EXCERPTED PASSAGE:
ISBN: HB: 9780226135984

University of Chicago Press

January 2012

352 pp.

23x15 cm

4 maps, 11 halftones

PB:
£25,00
QTY:
HB:
£74,50
QTY:

Categories:

Children of the Greek Civil War

Refugees and the Politics of Memory

At the height of the Greek Civil War in 1948, thirty-eight thousand children were evacuated from their homes in the mountains of northern Greece. The Greek Communist Party relocated half of them to orphanages in Eastern Europe, while their adversaries in the national government placed the rest in children's homes elsewhere in Greece. A point of contention during the Cold War, this controversial episode continues to fuel tensions between Greeks and Macedonians and within Greek society itself. Loring M. Danforth and Riki Van Boeschoten present here for the first time a comprehensive study of the two evacuation programs and the lives of the children they forever transformed.

GIVEN ENTRIES:

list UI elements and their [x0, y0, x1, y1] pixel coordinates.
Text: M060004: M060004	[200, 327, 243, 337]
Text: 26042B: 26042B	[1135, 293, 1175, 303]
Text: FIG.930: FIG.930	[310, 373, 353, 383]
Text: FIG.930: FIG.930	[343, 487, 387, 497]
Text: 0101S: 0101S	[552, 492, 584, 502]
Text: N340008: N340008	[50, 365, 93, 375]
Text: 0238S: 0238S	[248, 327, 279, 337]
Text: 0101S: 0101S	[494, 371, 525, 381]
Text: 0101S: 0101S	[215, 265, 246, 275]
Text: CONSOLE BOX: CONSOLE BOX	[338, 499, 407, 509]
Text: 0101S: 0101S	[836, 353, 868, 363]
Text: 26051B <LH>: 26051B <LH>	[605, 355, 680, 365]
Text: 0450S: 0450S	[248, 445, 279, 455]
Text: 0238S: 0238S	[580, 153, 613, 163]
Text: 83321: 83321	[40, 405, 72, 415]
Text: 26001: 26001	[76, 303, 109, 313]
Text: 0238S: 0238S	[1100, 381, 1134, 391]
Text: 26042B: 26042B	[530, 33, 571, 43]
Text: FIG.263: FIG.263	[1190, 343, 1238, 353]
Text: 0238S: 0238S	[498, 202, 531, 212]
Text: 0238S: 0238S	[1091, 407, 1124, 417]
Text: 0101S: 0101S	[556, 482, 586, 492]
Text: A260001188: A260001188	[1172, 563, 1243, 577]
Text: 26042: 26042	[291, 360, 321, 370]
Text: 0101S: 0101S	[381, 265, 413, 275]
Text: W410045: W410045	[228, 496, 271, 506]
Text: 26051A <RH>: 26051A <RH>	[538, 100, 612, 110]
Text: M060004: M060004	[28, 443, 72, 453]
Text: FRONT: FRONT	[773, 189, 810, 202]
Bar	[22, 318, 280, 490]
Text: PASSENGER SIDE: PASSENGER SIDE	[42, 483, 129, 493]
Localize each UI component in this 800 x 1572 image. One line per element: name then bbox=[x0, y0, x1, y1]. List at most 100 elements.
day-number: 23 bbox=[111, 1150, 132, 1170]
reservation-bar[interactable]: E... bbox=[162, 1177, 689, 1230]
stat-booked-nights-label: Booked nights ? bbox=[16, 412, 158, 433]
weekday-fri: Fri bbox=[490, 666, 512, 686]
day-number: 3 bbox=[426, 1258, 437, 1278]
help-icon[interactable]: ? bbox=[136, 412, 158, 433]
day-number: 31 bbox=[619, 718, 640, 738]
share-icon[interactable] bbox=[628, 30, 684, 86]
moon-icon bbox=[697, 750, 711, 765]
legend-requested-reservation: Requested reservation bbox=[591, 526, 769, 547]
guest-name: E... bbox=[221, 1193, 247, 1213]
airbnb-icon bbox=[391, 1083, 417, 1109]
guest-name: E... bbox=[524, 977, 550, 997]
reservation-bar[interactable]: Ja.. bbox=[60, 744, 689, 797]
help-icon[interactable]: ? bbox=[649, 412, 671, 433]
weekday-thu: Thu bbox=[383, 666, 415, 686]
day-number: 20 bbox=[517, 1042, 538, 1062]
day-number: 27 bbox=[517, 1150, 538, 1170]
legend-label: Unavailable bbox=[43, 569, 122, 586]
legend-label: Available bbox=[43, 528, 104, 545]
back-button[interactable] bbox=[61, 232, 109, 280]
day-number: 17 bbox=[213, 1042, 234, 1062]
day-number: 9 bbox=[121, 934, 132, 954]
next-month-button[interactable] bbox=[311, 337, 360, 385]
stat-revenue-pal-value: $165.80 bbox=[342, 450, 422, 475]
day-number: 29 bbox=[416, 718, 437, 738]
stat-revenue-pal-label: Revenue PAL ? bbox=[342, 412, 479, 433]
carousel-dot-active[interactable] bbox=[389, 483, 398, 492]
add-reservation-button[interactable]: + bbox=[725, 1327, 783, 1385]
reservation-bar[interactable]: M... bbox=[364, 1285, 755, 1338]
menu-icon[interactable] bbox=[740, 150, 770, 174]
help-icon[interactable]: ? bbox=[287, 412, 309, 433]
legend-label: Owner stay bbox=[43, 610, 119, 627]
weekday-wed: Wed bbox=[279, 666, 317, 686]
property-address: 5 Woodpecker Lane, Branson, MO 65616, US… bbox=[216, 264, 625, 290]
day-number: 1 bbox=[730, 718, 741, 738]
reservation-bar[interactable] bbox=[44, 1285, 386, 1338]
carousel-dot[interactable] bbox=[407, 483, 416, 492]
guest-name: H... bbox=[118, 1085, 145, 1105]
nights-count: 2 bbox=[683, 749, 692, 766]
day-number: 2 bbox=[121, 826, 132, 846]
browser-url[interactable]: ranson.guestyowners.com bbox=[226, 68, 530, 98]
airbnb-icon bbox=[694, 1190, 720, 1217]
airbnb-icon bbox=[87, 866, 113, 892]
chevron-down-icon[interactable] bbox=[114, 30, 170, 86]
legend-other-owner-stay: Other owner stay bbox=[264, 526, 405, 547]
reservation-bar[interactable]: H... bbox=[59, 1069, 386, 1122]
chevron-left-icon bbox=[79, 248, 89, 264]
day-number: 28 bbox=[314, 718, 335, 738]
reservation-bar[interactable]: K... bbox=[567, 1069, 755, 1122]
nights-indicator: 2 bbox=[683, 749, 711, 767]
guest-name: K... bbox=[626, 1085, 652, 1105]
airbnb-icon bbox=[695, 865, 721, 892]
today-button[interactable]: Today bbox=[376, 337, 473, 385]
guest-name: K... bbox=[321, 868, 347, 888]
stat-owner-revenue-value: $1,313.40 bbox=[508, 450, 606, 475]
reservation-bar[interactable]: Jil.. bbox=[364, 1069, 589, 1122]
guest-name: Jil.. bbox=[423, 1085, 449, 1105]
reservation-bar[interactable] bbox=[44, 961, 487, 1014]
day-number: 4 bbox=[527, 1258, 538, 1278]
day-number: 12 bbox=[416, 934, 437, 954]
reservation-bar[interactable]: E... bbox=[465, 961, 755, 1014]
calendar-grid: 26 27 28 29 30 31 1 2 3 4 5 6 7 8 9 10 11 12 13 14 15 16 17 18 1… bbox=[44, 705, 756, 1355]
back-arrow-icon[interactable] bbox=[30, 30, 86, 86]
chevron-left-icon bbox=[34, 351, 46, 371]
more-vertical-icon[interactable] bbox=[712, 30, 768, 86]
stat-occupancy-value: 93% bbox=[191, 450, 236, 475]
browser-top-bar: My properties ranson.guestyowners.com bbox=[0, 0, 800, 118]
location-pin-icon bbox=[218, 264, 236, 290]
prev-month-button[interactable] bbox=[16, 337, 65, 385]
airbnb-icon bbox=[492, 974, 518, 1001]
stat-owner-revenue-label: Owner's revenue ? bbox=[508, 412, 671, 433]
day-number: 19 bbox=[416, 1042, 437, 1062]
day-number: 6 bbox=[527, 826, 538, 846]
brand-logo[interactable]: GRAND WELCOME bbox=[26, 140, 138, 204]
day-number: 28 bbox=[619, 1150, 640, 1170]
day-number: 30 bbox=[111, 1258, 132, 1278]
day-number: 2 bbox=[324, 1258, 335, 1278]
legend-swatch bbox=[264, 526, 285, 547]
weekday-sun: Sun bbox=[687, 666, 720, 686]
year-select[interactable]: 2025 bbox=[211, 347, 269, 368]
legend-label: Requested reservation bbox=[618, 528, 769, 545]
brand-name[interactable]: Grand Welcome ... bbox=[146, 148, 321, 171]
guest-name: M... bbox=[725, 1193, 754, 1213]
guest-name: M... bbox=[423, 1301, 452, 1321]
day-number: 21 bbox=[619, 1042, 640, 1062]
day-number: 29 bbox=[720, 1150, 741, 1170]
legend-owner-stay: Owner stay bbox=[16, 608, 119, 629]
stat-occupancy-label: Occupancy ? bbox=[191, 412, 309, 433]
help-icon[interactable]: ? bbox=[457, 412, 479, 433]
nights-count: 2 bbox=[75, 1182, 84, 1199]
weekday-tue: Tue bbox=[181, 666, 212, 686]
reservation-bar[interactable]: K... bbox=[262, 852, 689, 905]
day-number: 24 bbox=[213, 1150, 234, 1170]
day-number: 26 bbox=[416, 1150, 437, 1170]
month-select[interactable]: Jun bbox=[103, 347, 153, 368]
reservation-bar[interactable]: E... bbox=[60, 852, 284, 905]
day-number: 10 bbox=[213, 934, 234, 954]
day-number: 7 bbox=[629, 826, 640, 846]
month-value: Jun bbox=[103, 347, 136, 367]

THINGS TO DO:
(a) Rewrite the book listing from the words "Children of the" through the words "they forever transformed.", putting "Communist Party of Greece" in place of "Greek Communist Party".
(b) Using the book listing, say whether each statement agrees with it, and quote the words that decide each one. (i) Half of the evacuated children were sent to orphanages in Eastern Europe. (ii) The children were evacuated in 1952. (iii) The book runs to 352 pages.

SOLUTIONS:
(a)
Children of the Greek Civil War

Refugees and the Politics of Memory

At the height of the Greek Civil War in 1948, thirty-eight thousand children were evacuated from their homes in the mountains of northern Greece. The Communist Party of Greece relocated half of them to orphanages in Eastern Europe, while their adversaries in the national government placed the rest in children's homes elsewhere in Greece. A point of contention during the Cold War, this controversial episode continues to fuel tensions between Greeks and Macedonians and within Greek society itself. Loring M. Danforth and Riki Van Boeschoten present here for the first time a comprehensive study of the two evacuation programs and the lives of the children they forever transformed.

(b)
(i) Yes: "The Greek Communist Party relocated half of them to orphanages in Eastern Europe."
(ii) No: "At the height of the Greek Civil War in 1948, thirty-eight thousand children were evacuated from their homes in the mountains of northern Greece."
(iii) Yes: "352 pp."